- **Exercise directions**
Every entry that follows needs to be repeated exactly.

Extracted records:
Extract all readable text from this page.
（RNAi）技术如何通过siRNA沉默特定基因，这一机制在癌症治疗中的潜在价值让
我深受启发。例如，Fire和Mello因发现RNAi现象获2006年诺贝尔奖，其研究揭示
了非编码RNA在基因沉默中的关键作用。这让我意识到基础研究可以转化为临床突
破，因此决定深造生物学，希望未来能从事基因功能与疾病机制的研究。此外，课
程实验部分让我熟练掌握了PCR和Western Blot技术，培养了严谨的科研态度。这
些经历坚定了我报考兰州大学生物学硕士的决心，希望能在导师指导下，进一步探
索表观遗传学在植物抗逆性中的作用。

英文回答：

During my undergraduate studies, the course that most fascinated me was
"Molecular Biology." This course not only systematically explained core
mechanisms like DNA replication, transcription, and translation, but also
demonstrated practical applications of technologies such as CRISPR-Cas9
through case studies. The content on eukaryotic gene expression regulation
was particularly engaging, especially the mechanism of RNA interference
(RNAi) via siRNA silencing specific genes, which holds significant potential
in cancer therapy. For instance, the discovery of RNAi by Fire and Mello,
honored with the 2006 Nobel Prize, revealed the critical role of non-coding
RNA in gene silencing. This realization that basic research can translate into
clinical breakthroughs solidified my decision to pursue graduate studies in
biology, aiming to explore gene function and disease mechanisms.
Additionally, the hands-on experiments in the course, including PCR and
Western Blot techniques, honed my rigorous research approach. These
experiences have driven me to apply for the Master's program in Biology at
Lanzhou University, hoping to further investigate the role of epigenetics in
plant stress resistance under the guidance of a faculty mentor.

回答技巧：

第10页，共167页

- **Answer box**
Extract all readable text from this page.
（RNAi）技术如何通过siRNA沉默特定基因，这一机制在癌症治疗中的潜在价值让
我深受启发。例如，Fire和Mello因发现RNAi现象获2006年诺贝尔奖，其研究揭示
了非编码RNA在基因沉默中的关键作用。这让我意识到基础研究可以转化为临床突
破，因此决定深造生物学，希望未来能从事基因功能与疾病机制的研究。此外，课
程实验部分让我熟练掌握了PCR和Western Blot技术，培养了严谨的科研态度。这
些经历坚定了我报考兰州大学生物学硕士的决心，希望能在导师指导下，进一步探
索表观遗传学在植物抗逆性中的作用。

英文回答：

During my undergraduate studies, the course that most fascinated me was
"Molecular Biology." This course not only systematically explained core
mechanisms like DNA replication, transcription, and translation, but also
demonstrated practical applications of technologies such as CRISPR-Cas9
through case studies. The content on eukaryotic gene expression regulation
was particularly engaging, especially the mechanism of RNA interference
(RNAi) via siRNA silencing specific genes, which holds significant potential
in cancer therapy. For instance, the discovery of RNAi by Fire and Mello,
honored with the 2006 Nobel Prize, revealed the critical role of non-coding
RNA in gene silencing. This realization that basic research can translate into
clinical breakthroughs solidified my decision to pursue graduate studies in
biology, aiming to explore gene function and disease mechanisms.
Additionally, the hands-on experiments in the course, including PCR and
Western Blot techniques, honed my rigorous research approach. These
experiences have driven me to apply for the Master's program in Biology at
Lanzhou University, hoping to further investigate the role of epigenetics in
plant stress resistance under the guidance of a faculty mentor.

回答技巧：

第10页，共167页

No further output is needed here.